▶ _What is being asked_
Reproduce every record below exactly as written, but leave out any pictures.

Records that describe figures
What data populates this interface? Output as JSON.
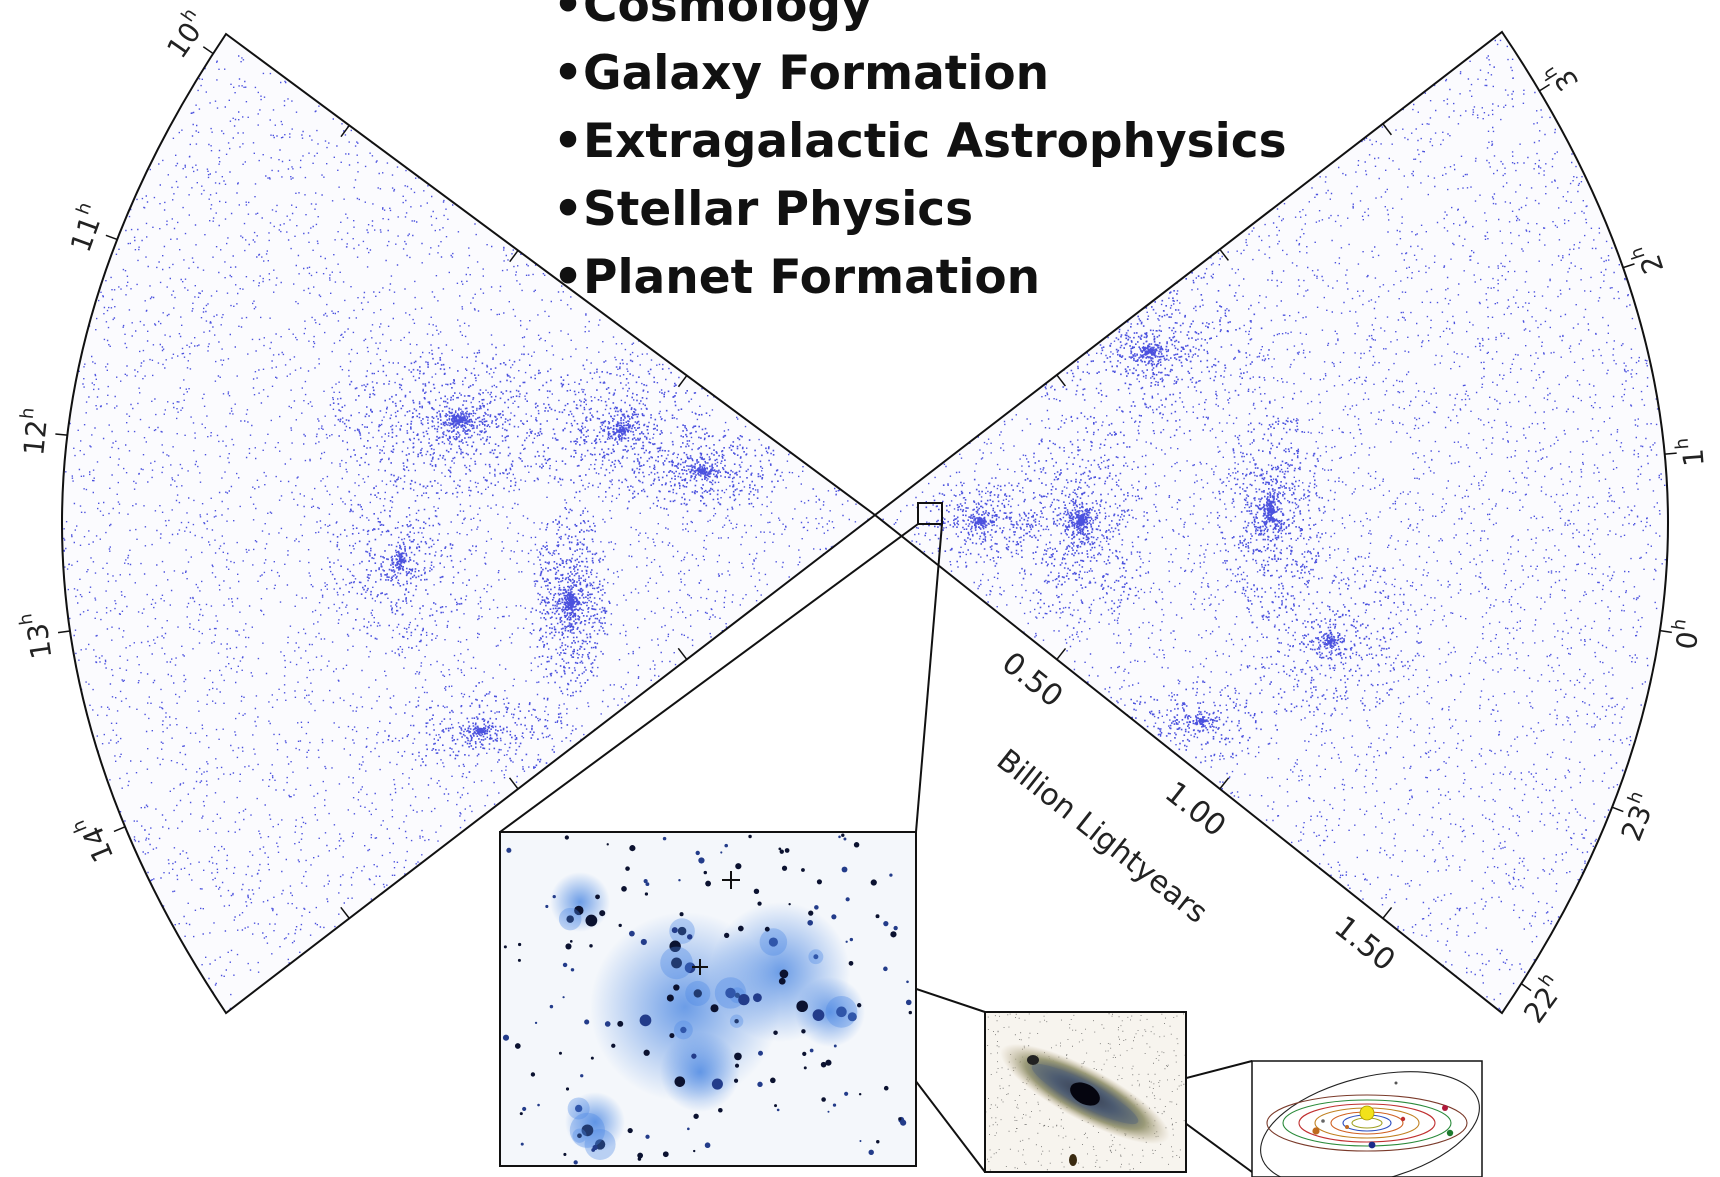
{
  "bullets": [
    "Cosmology",
    "Galaxy Formation",
    "Extragalactic Astrophysics",
    "Stellar Physics",
    "Planet Formation"
  ],
  "left_wedge": {
    "hour_labels": [
      "10h",
      "11h",
      "12h",
      "13h",
      "14h"
    ]
  },
  "right_wedge": {
    "hour_labels": [
      "3h",
      "2h",
      "1h",
      "0h",
      "23h",
      "22h"
    ],
    "distance_labels": [
      "0.50",
      "1.00",
      "1.50"
    ],
    "distance_axis_title": "Billion Lightyears"
  },
  "colors": {
    "galaxy_points": "#2b33d8",
    "frame": "#111111",
    "cluster_glow": "#3f7fe0"
  },
  "insets": [
    {
      "name": "galaxy-cluster-image"
    },
    {
      "name": "spiral-galaxy-image"
    },
    {
      "name": "solar-system-diagram"
    }
  ]
}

▶ _Output below_
What data populates this interface? Output as JSON.
{
  "bullets": [
    "Cosmology",
    "Galaxy Formation",
    "Extragalactic Astrophysics",
    "Stellar Physics",
    "Planet Formation"
  ],
  "left_wedge": {
    "hour_labels": [
      "10h",
      "11h",
      "12h",
      "13h",
      "14h"
    ]
  },
  "right_wedge": {
    "hour_labels": [
      "3h",
      "2h",
      "1h",
      "0h",
      "23h",
      "22h"
    ],
    "distance_labels": [
      "0.50",
      "1.00",
      "1.50"
    ],
    "distance_axis_title": "Billion Lightyears"
  },
  "colors": {
    "galaxy_points": "#2b33d8",
    "frame": "#111111",
    "cluster_glow": "#3f7fe0"
  },
  "insets": [
    {
      "name": "galaxy-cluster-image"
    },
    {
      "name": "spiral-galaxy-image"
    },
    {
      "name": "solar-system-diagram"
    }
  ]
}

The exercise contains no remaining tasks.